## What is being asked
Without including any images, repeat the data exactly.

(Items from a data source)
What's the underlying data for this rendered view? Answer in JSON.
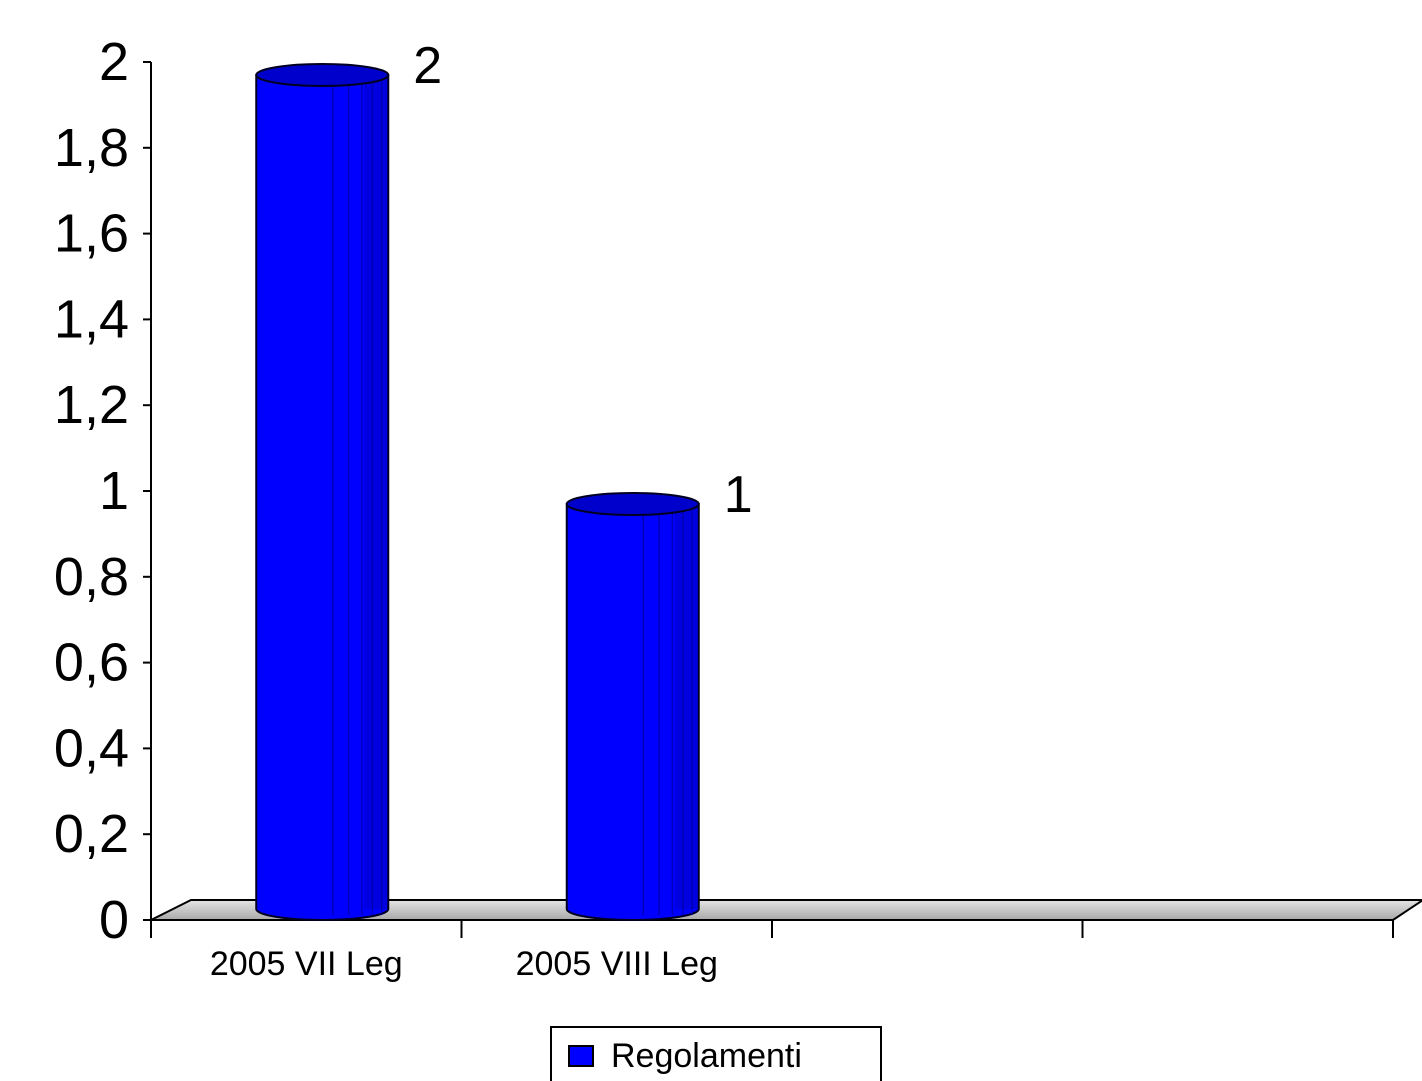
{
  "chart_data": {
    "type": "bar",
    "style": "3d-cylinder",
    "categories": [
      "2005 VII Leg",
      "2005 VIII Leg",
      "",
      ""
    ],
    "series": [
      {
        "name": "Regolamenti",
        "values": [
          2,
          1,
          null,
          null
        ],
        "color": "#0000ff"
      }
    ],
    "data_labels": [
      "2",
      "1",
      "",
      ""
    ],
    "ylim": [
      0,
      2
    ],
    "ytick_labels": [
      "0",
      "0,2",
      "0,4",
      "0,6",
      "0,8",
      "1",
      "1,2",
      "1,4",
      "1,6",
      "1,8",
      "2"
    ],
    "grid": false,
    "legend_position": "bottom",
    "colors": {
      "bar": "#0000ff",
      "bar_dark": "#0000a8",
      "floor": "#c8c8c8",
      "axis": "#000000"
    }
  }
}
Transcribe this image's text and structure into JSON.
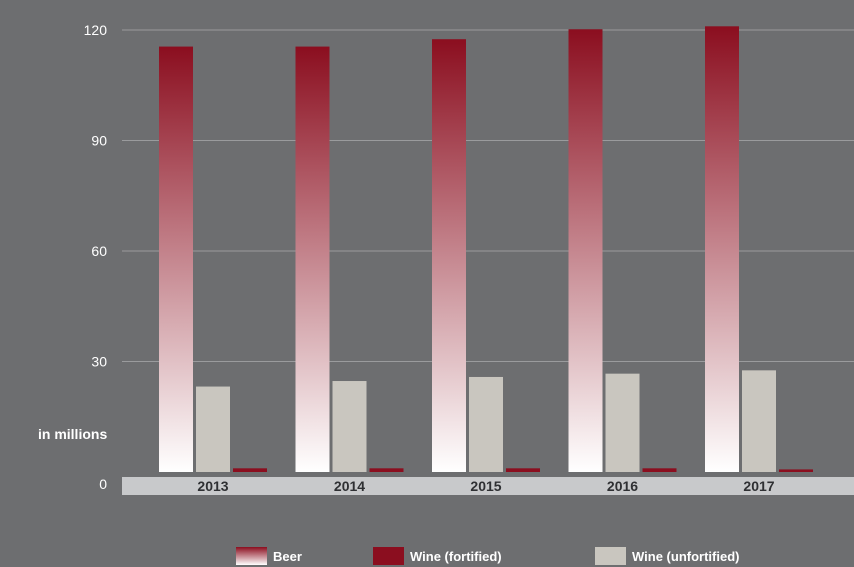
{
  "colors": {
    "background": "#6d6e70",
    "beer_top": "#8b0e1f",
    "beer_bottom": "#ffffff",
    "wine_fortified": "#8b0e1f",
    "wine_unfortified": "#c9c6bf",
    "axis_band": "#c8c9cb",
    "gridline": "#9a9b9d"
  },
  "chart_data": {
    "type": "bar",
    "categories": [
      "2013",
      "2014",
      "2015",
      "2016",
      "2017"
    ],
    "series": [
      {
        "name": "Beer",
        "values": [
          115.5,
          115.5,
          117.5,
          120.2,
          121.0
        ]
      },
      {
        "name": "Wine (unfortified)",
        "values": [
          23.2,
          24.7,
          25.8,
          26.7,
          27.6
        ]
      },
      {
        "name": "Wine (fortified)",
        "values": [
          1.0,
          1.0,
          1.0,
          1.0,
          0.7
        ]
      }
    ],
    "yticks": [
      "0",
      "30",
      "60",
      "90",
      "120"
    ],
    "ylabel": "in millions",
    "xlabel": "",
    "title": "",
    "ylim": [
      0,
      120
    ],
    "grid": true,
    "legend_position": "bottom"
  },
  "legend": {
    "items": [
      {
        "label": "Beer",
        "swatch": "gradient"
      },
      {
        "label": "Wine (fortified)",
        "swatch": "wine_fortified"
      },
      {
        "label": "Wine (unfortified)",
        "swatch": "wine_unfortified"
      }
    ]
  }
}
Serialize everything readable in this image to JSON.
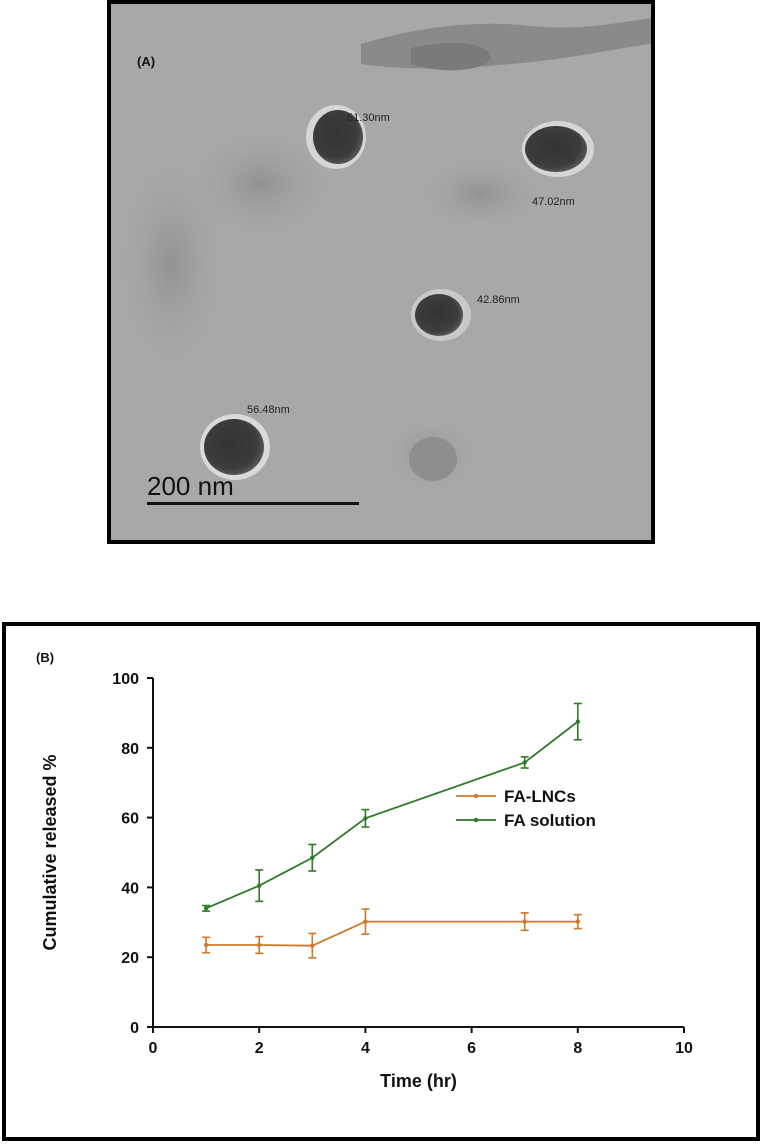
{
  "panel_a": {
    "label": "(A)",
    "particle_sizes": [
      "51.30nm",
      "47.02nm",
      "42.86nm",
      "56.48nm"
    ],
    "scale_bar_label": "200 nm"
  },
  "chart_data": {
    "panel_label": "(B)",
    "type": "line",
    "xlabel": "Time (hr)",
    "ylabel": "Cumulative released %",
    "xlim": [
      0,
      10
    ],
    "ylim": [
      0,
      100
    ],
    "x_ticks": [
      0,
      2,
      4,
      6,
      8,
      10
    ],
    "y_ticks": [
      0,
      20,
      40,
      60,
      80,
      100
    ],
    "grid": false,
    "legend_position": "center-right",
    "series": [
      {
        "name": "FA-LNCs",
        "color": "#cc7a2a",
        "x": [
          1,
          2,
          3,
          4,
          7,
          8
        ],
        "y": [
          23.5,
          23.5,
          23.3,
          30.2,
          30.2,
          30.2
        ],
        "err": [
          2.2,
          2.4,
          3.5,
          3.6,
          2.5,
          2.0
        ]
      },
      {
        "name": "FA solution",
        "color": "#2e7a27",
        "x": [
          1,
          2,
          3,
          4,
          7,
          8
        ],
        "y": [
          34.0,
          40.5,
          48.5,
          59.8,
          75.8,
          87.5
        ],
        "err": [
          0.8,
          4.5,
          3.8,
          2.5,
          1.6,
          5.2
        ]
      }
    ]
  }
}
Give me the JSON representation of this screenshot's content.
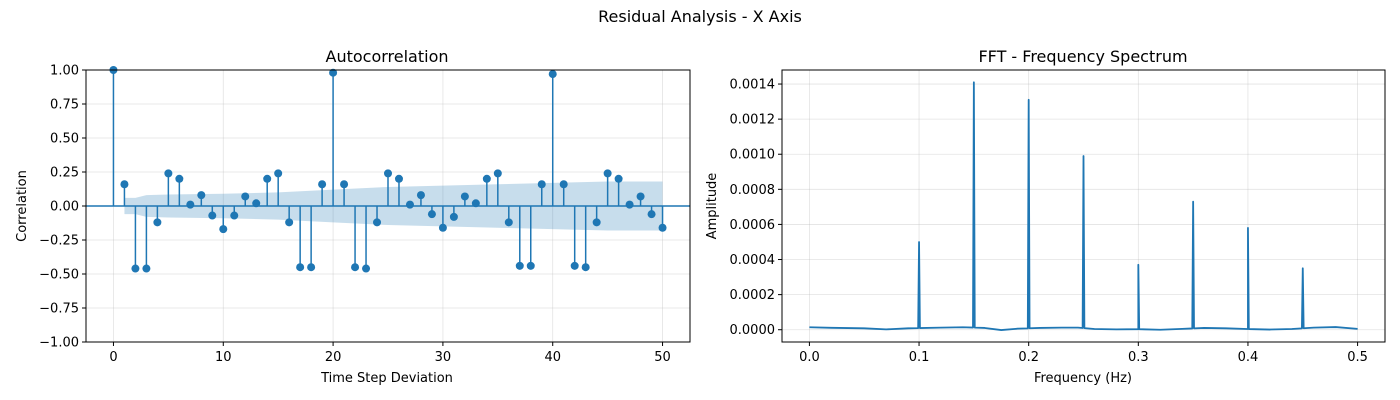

## Exercise result
What's the underlying data for this rendered view? Answer in JSON.
{
  "chart_data": {
    "type": "bar",
    "style": "3d-cylinder",
    "categories": [
      "2005 VII Leg",
      "2005 VIII Leg",
      "",
      ""
    ],
    "series": [
      {
        "name": "Regolamenti",
        "values": [
          2,
          1,
          null,
          null
        ],
        "color": "#0000ff"
      }
    ],
    "data_labels": [
      "2",
      "1",
      "",
      ""
    ],
    "ylim": [
      0,
      2
    ],
    "ytick_labels": [
      "0",
      "0,2",
      "0,4",
      "0,6",
      "0,8",
      "1",
      "1,2",
      "1,4",
      "1,6",
      "1,8",
      "2"
    ],
    "grid": false,
    "legend_position": "bottom",
    "colors": {
      "bar": "#0000ff",
      "bar_dark": "#0000a8",
      "floor": "#c8c8c8",
      "axis": "#000000"
    }
  }
}
Transcribe this image's text and structure into JSON.
{
  "colors": {
    "background": "#6d6e70",
    "beer_top": "#8b0e1f",
    "beer_bottom": "#ffffff",
    "wine_fortified": "#8b0e1f",
    "wine_unfortified": "#c9c6bf",
    "axis_band": "#c8c9cb",
    "gridline": "#9a9b9d"
  },
  "chart_data": {
    "type": "bar",
    "categories": [
      "2013",
      "2014",
      "2015",
      "2016",
      "2017"
    ],
    "series": [
      {
        "name": "Beer",
        "values": [
          115.5,
          115.5,
          117.5,
          120.2,
          121.0
        ]
      },
      {
        "name": "Wine (unfortified)",
        "values": [
          23.2,
          24.7,
          25.8,
          26.7,
          27.6
        ]
      },
      {
        "name": "Wine (fortified)",
        "values": [
          1.0,
          1.0,
          1.0,
          1.0,
          0.7
        ]
      }
    ],
    "yticks": [
      "0",
      "30",
      "60",
      "90",
      "120"
    ],
    "ylabel": "in millions",
    "xlabel": "",
    "title": "",
    "ylim": [
      0,
      120
    ],
    "grid": true,
    "legend_position": "bottom"
  },
  "legend": {
    "items": [
      {
        "label": "Beer",
        "swatch": "gradient"
      },
      {
        "label": "Wine (fortified)",
        "swatch": "wine_fortified"
      },
      {
        "label": "Wine (unfortified)",
        "swatch": "wine_unfortified"
      }
    ]
  }
}
Serialize everything readable in this image to JSON.
{
  "panel_a": {
    "label": "(A)",
    "particle_sizes": [
      "51.30nm",
      "47.02nm",
      "42.86nm",
      "56.48nm"
    ],
    "scale_bar_label": "200 nm"
  },
  "chart_data": {
    "panel_label": "(B)",
    "type": "line",
    "xlabel": "Time (hr)",
    "ylabel": "Cumulative released %",
    "xlim": [
      0,
      10
    ],
    "ylim": [
      0,
      100
    ],
    "x_ticks": [
      0,
      2,
      4,
      6,
      8,
      10
    ],
    "y_ticks": [
      0,
      20,
      40,
      60,
      80,
      100
    ],
    "grid": false,
    "legend_position": "center-right",
    "series": [
      {
        "name": "FA-LNCs",
        "color": "#cc7a2a",
        "x": [
          1,
          2,
          3,
          4,
          7,
          8
        ],
        "y": [
          23.5,
          23.5,
          23.3,
          30.2,
          30.2,
          30.2
        ],
        "err": [
          2.2,
          2.4,
          3.5,
          3.6,
          2.5,
          2.0
        ]
      },
      {
        "name": "FA solution",
        "color": "#2e7a27",
        "x": [
          1,
          2,
          3,
          4,
          7,
          8
        ],
        "y": [
          34.0,
          40.5,
          48.5,
          59.8,
          75.8,
          87.5
        ],
        "err": [
          0.8,
          4.5,
          3.8,
          2.5,
          1.6,
          5.2
        ]
      }
    ]
  }
}
Give me the JSON representation of this screenshot's content.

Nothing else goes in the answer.